* Passage provided *

^^^^^^^^^^^^^^^^

Pedersen felt attracted to Fluxus as soon as Køpcke mentioned to him the possibility of organizing a Fluxus festival at the Art Library in Nikolaj Church, the Copenhagen Festum Fluxorum on November 23-28, 1962. It was a risk for Pedersen to host it, because he rented the space from the municipality, which could end the lease if he did not use the premises in the way described in the contract. In fact, he did end up being evicted, first from the nave and finally from the building. Fluxus seemed relevant to him and caused him to experiment with alternative forms of art mediation, such as the abovementioned jukeboxes. However, he also saw his job as fully enmeshed with the other jobs that need to be done to put art in front of an audience. When artists start to explore the world around themselves instead of creating something new, he argued, the art mediator becomes an “agent for the artist, just as the artist becomes an agent for his [the art mediator’s] ideas.” Both work as agents for art, “or rather, the artistic view of reality,” and all “contribute towards the publication of the magazine called art, where the typographer and the editor-in-chief and the buyer act as equals.”[36] As soon as the artist chooses to work with existing (social) forms, formations, procedures, conventions, etc., s/he can no longer claim to create as an individual, but interacts with others who thus become co-creators of a work or constellation that cannot be regarded as belonging to anyone. Thus, Pedersen had willing and unwilling, conscious and unconscious collaborators that made his projects possible, just as Pedersen contributed to the realization of Køpcke’s and Andersen’s works, however menial the tasks that he performed.

^^^^^^^^^^^^^^^^

* Directive 1 *
According to the passage on Pedersen and Fluxus, on what dates was the Copenhagen Festum Fluxorum held?
* Directive 2 *
Write a continuation of the passage on Pedersen and Fluxus, beginning after its final sentence.

* Supplied material *

^^^^^^^^^^^^^^^^

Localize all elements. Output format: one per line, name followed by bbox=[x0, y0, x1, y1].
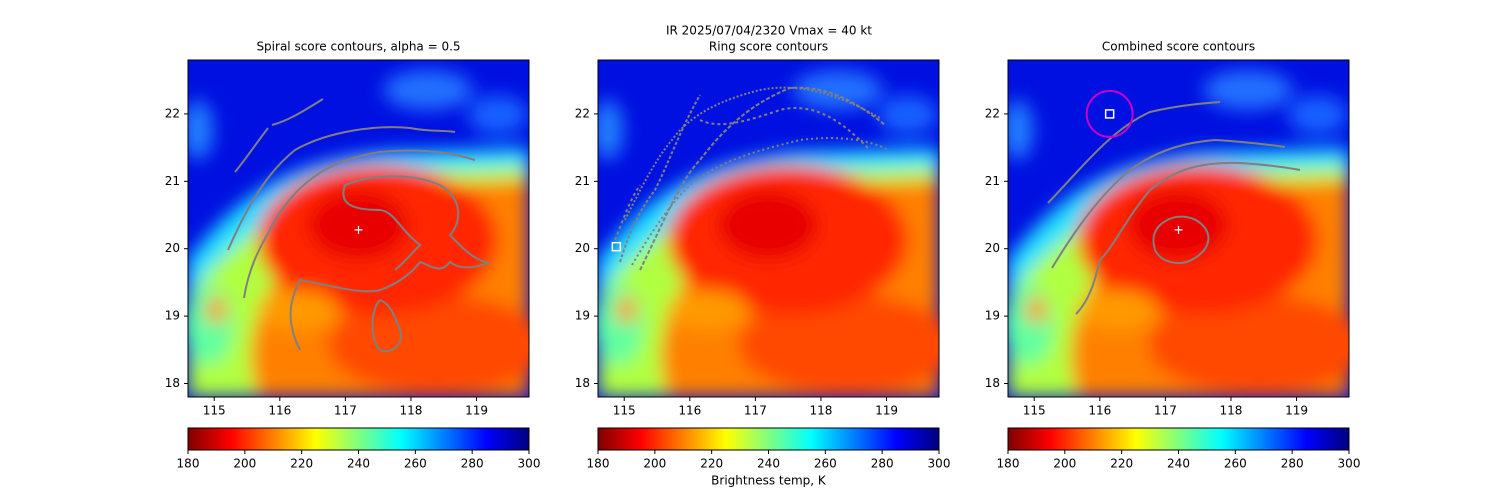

^^^^^^^^^^^^^^^^

* Expected answer 1 *
November 23-28, 1962.

* Expected answer 2 *
Fluxus has this aspect as well, although it is difficult to materialize by means of the material that now fills the Fluxus files in archives and museums worldwide. In the early years of Fluxus, it manifested itself in the creation of a publishing house, a shop and a mail-order business that really worked, while at the same time also materializing a “different” attitude towards art and economics. As Maciunas put it in various manifestos and similar texts around 1965-6, Fluxus, now characterized as “art amusement,” had to be “simple, amusing, concerned with insignificances, have no commodity or institutional value. It has to be unlimited, obtainable by all and eventually produced by all.” [37] There was, in other words, a good reason why Fluxus had to be mass-produced, disseminated by mail, simple, funny, et cetera: the Fluxshop, Fluxus mail-order houses, and Fluxus assembly line served to prove that nobody really needed art. Similarly, when launching the Fluxhouse Cooperative Building Project in 1966, Maciunas made use of financial incentives to initiate projects that proved that a different way of handling real estate was possible.

Pedersen was interested in exactly such projects that sprung from Fluxus but had a real-world dimension, such as George Brecht’s 0-Propeller from 1975, a ship propeller that would leave the ship stationary in the water. This was the Fluxus that fascinated him, and he, in turn, worked to develop this particular side of Fluxus further, creating an intermedium of art and entrepreneurship in which the use of “life media” by far exceeds the use of “art media.” He can by no means be seen as a Fluxus artist, but perhaps the title of (conceptual) Fluxus entrepreneur is within reach.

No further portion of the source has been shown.